Records excerpted from a collection:
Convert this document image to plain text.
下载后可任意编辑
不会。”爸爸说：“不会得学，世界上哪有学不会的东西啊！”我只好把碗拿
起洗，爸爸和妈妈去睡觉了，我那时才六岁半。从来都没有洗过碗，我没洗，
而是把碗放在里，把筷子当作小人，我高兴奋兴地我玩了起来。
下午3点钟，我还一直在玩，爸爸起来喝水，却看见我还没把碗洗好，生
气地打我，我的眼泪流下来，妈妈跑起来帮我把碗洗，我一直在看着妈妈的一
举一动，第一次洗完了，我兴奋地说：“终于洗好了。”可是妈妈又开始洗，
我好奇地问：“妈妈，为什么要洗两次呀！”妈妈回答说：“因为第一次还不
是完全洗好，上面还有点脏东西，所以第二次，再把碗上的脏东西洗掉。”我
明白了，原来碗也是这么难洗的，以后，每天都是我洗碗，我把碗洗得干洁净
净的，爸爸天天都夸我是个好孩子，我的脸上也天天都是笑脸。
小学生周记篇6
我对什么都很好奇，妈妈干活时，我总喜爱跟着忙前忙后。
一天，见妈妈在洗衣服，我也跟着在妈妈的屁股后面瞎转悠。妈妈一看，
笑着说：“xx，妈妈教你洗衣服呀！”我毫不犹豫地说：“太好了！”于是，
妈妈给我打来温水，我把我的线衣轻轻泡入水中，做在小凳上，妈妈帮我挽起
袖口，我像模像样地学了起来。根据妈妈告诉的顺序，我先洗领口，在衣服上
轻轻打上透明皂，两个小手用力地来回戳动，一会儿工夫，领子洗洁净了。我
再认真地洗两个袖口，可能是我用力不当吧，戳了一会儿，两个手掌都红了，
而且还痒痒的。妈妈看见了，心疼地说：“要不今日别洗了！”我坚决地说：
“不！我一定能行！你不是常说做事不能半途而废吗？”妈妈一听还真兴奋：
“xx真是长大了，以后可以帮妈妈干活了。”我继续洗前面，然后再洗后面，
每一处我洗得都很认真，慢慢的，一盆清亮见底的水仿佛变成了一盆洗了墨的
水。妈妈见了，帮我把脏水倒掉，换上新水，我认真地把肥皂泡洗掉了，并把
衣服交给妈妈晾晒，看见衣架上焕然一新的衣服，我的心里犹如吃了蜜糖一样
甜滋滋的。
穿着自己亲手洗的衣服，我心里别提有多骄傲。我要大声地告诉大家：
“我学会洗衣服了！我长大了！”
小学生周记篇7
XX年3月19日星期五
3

__TASK REQUIREMENTS__. Your task is to retype all the records above with nothing left out.

__RESULT FOR THIS EXERCISE__.
Convert this document image to plain text.
下载后可任意编辑
不会。”爸爸说：“不会得学，世界上哪有学不会的东西啊！”我只好把碗拿
起洗，爸爸和妈妈去睡觉了，我那时才六岁半。从来都没有洗过碗，我没洗，
而是把碗放在里，把筷子当作小人，我高兴奋兴地我玩了起来。
下午3点钟，我还一直在玩，爸爸起来喝水，却看见我还没把碗洗好，生
气地打我，我的眼泪流下来，妈妈跑起来帮我把碗洗，我一直在看着妈妈的一
举一动，第一次洗完了，我兴奋地说：“终于洗好了。”可是妈妈又开始洗，
我好奇地问：“妈妈，为什么要洗两次呀！”妈妈回答说：“因为第一次还不
是完全洗好，上面还有点脏东西，所以第二次，再把碗上的脏东西洗掉。”我
明白了，原来碗也是这么难洗的，以后，每天都是我洗碗，我把碗洗得干洁净
净的，爸爸天天都夸我是个好孩子，我的脸上也天天都是笑脸。
小学生周记篇6
我对什么都很好奇，妈妈干活时，我总喜爱跟着忙前忙后。
一天，见妈妈在洗衣服，我也跟着在妈妈的屁股后面瞎转悠。妈妈一看，
笑着说：“xx，妈妈教你洗衣服呀！”我毫不犹豫地说：“太好了！”于是，
妈妈给我打来温水，我把我的线衣轻轻泡入水中，做在小凳上，妈妈帮我挽起
袖口，我像模像样地学了起来。根据妈妈告诉的顺序，我先洗领口，在衣服上
轻轻打上透明皂，两个小手用力地来回戳动，一会儿工夫，领子洗洁净了。我
再认真地洗两个袖口，可能是我用力不当吧，戳了一会儿，两个手掌都红了，
而且还痒痒的。妈妈看见了，心疼地说：“要不今日别洗了！”我坚决地说：
“不！我一定能行！你不是常说做事不能半途而废吗？”妈妈一听还真兴奋：
“xx真是长大了，以后可以帮妈妈干活了。”我继续洗前面，然后再洗后面，
每一处我洗得都很认真，慢慢的，一盆清亮见底的水仿佛变成了一盆洗了墨的
水。妈妈见了，帮我把脏水倒掉，换上新水，我认真地把肥皂泡洗掉了，并把
衣服交给妈妈晾晒，看见衣架上焕然一新的衣服，我的心里犹如吃了蜜糖一样
甜滋滋的。
穿着自己亲手洗的衣服，我心里别提有多骄傲。我要大声地告诉大家：
“我学会洗衣服了！我长大了！”
小学生周记篇7
XX年3月19日星期五
3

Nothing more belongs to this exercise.